--- START OF Exercise inputs ---

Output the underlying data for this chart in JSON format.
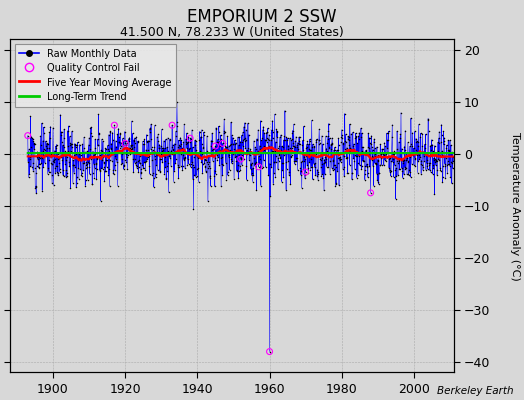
{
  "title": "EMPORIUM 2 SSW",
  "subtitle": "41.500 N, 78.233 W (United States)",
  "ylabel": "Temperature Anomaly (°C)",
  "xlabel_credit": "Berkeley Earth",
  "xlim": [
    1888,
    2011
  ],
  "ylim": [
    -42,
    22
  ],
  "yticks": [
    -40,
    -30,
    -20,
    -10,
    0,
    10,
    20
  ],
  "xticks": [
    1900,
    1920,
    1940,
    1960,
    1980,
    2000
  ],
  "background_color": "#d8d8d8",
  "plot_bg_color": "#d8d8d8",
  "raw_line_color": "#0000ff",
  "raw_marker_color": "#000000",
  "qc_fail_color": "#ff00ff",
  "moving_avg_color": "#ff0000",
  "trend_color": "#00cc00",
  "seed": 12,
  "year_start": 1893,
  "year_end": 2010,
  "outlier1_year": 1960,
  "outlier1_value": -38,
  "outlier2_year": 1988,
  "outlier2_value": -7.5,
  "qc_years": [
    1893,
    1917,
    1920,
    1933,
    1938,
    1945,
    1947,
    1952,
    1957,
    1960,
    1970,
    1988
  ],
  "qc_values": [
    3.5,
    5.5,
    2.0,
    5.5,
    3.0,
    1.5,
    2.0,
    -1.0,
    -2.5,
    -38,
    -3.5,
    -7.5
  ]
}
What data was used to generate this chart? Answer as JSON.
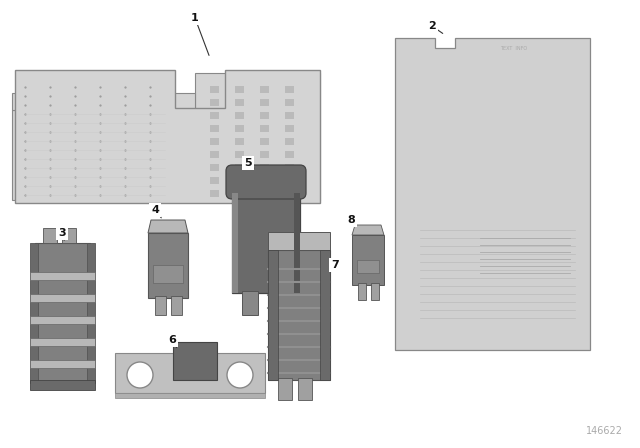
{
  "background_color": "#ffffff",
  "diagram_number": "146622",
  "paper_fill": "#d4d4d4",
  "paper_edge": "#888888",
  "fuse_dark": "#6a6a6a",
  "fuse_mid": "#808080",
  "fuse_light": "#a0a0a0",
  "fuse_lighter": "#b8b8b8",
  "metal_fill": "#c0c0c0",
  "metal_edge": "#888888",
  "label_color": "#111111",
  "line_color": "#333333"
}
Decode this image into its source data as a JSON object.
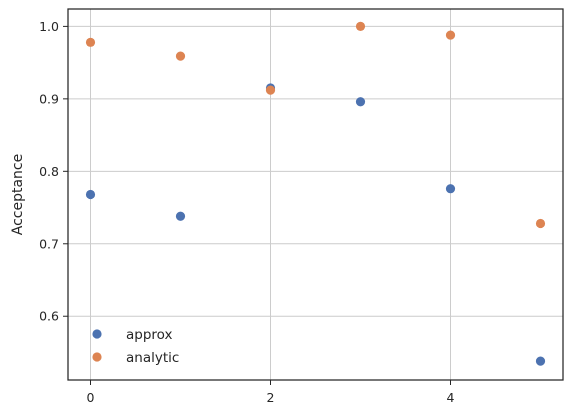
{
  "chart_data": {
    "type": "scatter",
    "title": "",
    "xlabel": "",
    "ylabel": "Acceptance",
    "xlim": [
      -0.25,
      5.25
    ],
    "ylim": [
      0.512,
      1.024
    ],
    "xticks": [
      0,
      2,
      4
    ],
    "yticks": [
      0.6,
      0.7,
      0.8,
      0.9,
      1.0
    ],
    "grid": true,
    "legend_position": "lower-left",
    "series": [
      {
        "name": "approx",
        "color": "#4c72b0",
        "x": [
          0,
          1,
          2,
          3,
          4,
          5
        ],
        "y": [
          0.768,
          0.738,
          0.915,
          0.896,
          0.776,
          0.538
        ]
      },
      {
        "name": "analytic",
        "color": "#dd8452",
        "x": [
          0,
          1,
          2,
          3,
          4,
          5
        ],
        "y": [
          0.978,
          0.959,
          0.912,
          1.0,
          0.988,
          0.728
        ]
      }
    ]
  }
}
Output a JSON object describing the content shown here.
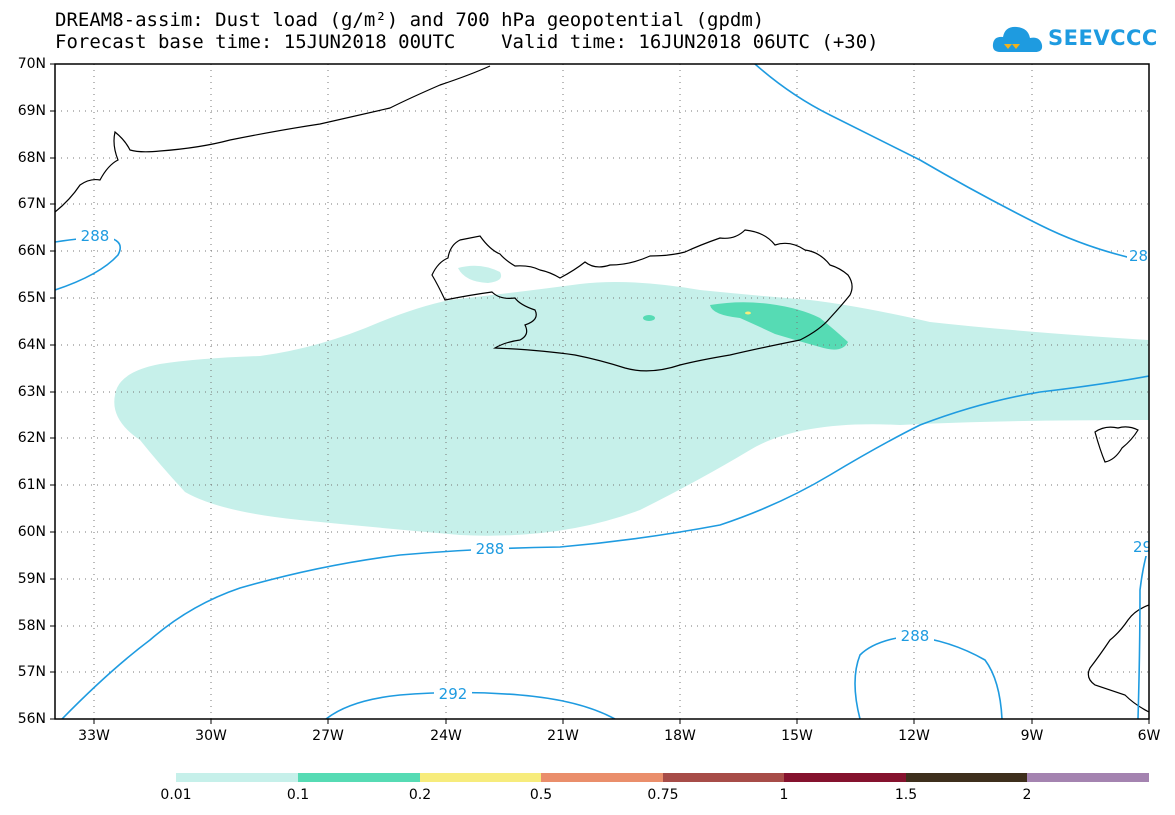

--- END OF Exercise inputs ---

▶ [Exercise directions]: Each line in the entries above that includes the string "object" should be extracted.

▶ [Response for this exercise]:
Decode this image into its source data as a JSON object.
Output a JSON object describing the content shown here.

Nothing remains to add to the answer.